RECORD EXCERPTS
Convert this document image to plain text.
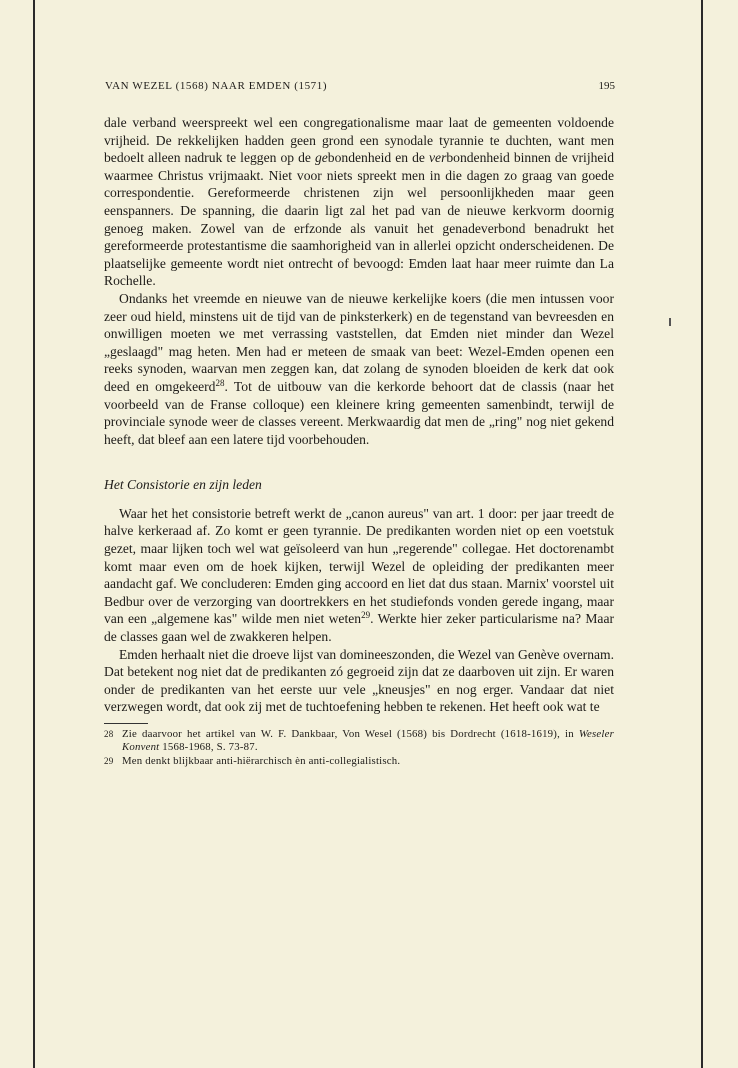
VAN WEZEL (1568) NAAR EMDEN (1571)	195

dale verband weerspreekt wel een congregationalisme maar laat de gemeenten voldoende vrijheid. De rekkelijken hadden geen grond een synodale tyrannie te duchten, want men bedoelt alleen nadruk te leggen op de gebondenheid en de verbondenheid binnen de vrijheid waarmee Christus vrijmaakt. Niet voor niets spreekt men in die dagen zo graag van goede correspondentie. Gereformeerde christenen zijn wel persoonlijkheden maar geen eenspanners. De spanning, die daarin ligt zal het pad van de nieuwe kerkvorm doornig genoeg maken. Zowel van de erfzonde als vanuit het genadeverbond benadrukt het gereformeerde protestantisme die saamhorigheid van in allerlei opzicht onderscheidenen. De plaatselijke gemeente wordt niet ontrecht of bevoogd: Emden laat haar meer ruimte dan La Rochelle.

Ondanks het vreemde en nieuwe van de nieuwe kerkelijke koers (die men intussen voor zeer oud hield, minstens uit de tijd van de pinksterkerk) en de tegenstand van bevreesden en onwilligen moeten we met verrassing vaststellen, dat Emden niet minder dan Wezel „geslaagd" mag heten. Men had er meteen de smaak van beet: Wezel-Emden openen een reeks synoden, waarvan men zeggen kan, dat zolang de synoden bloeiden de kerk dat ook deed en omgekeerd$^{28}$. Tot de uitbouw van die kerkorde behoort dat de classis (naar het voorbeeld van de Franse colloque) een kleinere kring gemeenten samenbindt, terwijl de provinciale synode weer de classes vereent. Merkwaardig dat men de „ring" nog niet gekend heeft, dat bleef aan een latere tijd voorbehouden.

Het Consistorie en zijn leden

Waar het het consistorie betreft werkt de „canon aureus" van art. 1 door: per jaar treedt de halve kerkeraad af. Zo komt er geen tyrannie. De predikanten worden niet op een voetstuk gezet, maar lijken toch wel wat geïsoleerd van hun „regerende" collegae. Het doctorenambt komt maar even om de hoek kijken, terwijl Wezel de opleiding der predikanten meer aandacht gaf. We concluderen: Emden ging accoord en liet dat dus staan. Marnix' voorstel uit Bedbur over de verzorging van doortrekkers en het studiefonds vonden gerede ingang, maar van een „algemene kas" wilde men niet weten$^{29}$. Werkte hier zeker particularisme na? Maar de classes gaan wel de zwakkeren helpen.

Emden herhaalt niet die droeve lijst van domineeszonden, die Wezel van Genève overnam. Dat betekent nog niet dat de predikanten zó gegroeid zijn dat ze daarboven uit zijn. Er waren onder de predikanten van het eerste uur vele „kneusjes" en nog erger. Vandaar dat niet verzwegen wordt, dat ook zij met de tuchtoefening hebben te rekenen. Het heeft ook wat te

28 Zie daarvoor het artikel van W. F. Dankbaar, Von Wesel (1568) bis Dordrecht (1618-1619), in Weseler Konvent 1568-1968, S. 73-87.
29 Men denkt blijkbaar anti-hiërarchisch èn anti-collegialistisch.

GIVEN REQUEST
The records above must be printed exactly; the pictures stay out.

EXERCISE ANSWER
Convert this document image to plain text.
VAN WEZEL (1568) NAAR EMDEN (1571)	195

dale verband weerspreekt wel een congregationalisme maar laat de gemeenten voldoende vrijheid. De rekkelijken hadden geen grond een synodale tyrannie te duchten, want men bedoelt alleen nadruk te leggen op de gebondenheid en de verbondenheid binnen de vrijheid waarmee Christus vrijmaakt. Niet voor niets spreekt men in die dagen zo graag van goede correspondentie. Gereformeerde christenen zijn wel persoonlijkheden maar geen eenspanners. De spanning, die daarin ligt zal het pad van de nieuwe kerkvorm doornig genoeg maken. Zowel van de erfzonde als vanuit het genadeverbond benadrukt het gereformeerde protestantisme die saamhorigheid van in allerlei opzicht onderscheidenen. De plaatselijke gemeente wordt niet ontrecht of bevoogd: Emden laat haar meer ruimte dan La Rochelle.

Ondanks het vreemde en nieuwe van de nieuwe kerkelijke koers (die men intussen voor zeer oud hield, minstens uit de tijd van de pinksterkerk) en de tegenstand van bevreesden en onwilligen moeten we met verrassing vaststellen, dat Emden niet minder dan Wezel „geslaagd" mag heten. Men had er meteen de smaak van beet: Wezel-Emden openen een reeks synoden, waarvan men zeggen kan, dat zolang de synoden bloeiden de kerk dat ook deed en omgekeerd$^{28}$. Tot de uitbouw van die kerkorde behoort dat de classis (naar het voorbeeld van de Franse colloque) een kleinere kring gemeenten samenbindt, terwijl de provinciale synode weer de classes vereent. Merkwaardig dat men de „ring" nog niet gekend heeft, dat bleef aan een latere tijd voorbehouden.

Het Consistorie en zijn leden

Waar het het consistorie betreft werkt de „canon aureus" van art. 1 door: per jaar treedt de halve kerkeraad af. Zo komt er geen tyrannie. De predikanten worden niet op een voetstuk gezet, maar lijken toch wel wat geïsoleerd van hun „regerende" collegae. Het doctorenambt komt maar even om de hoek kijken, terwijl Wezel de opleiding der predikanten meer aandacht gaf. We concluderen: Emden ging accoord en liet dat dus staan. Marnix' voorstel uit Bedbur over de verzorging van doortrekkers en het studiefonds vonden gerede ingang, maar van een „algemene kas" wilde men niet weten$^{29}$. Werkte hier zeker particularisme na? Maar de classes gaan wel de zwakkeren helpen.

Emden herhaalt niet die droeve lijst van domineeszonden, die Wezel van Genève overnam. Dat betekent nog niet dat de predikanten zó gegroeid zijn dat ze daarboven uit zijn. Er waren onder de predikanten van het eerste uur vele „kneusjes" en nog erger. Vandaar dat niet verzwegen wordt, dat ook zij met de tuchtoefening hebben te rekenen. Het heeft ook wat te

28 Zie daarvoor het artikel van W. F. Dankbaar, Von Wesel (1568) bis Dordrecht (1618-1619), in Weseler Konvent 1568-1968, S. 73-87.
29 Men denkt blijkbaar anti-hiërarchisch èn anti-collegialistisch.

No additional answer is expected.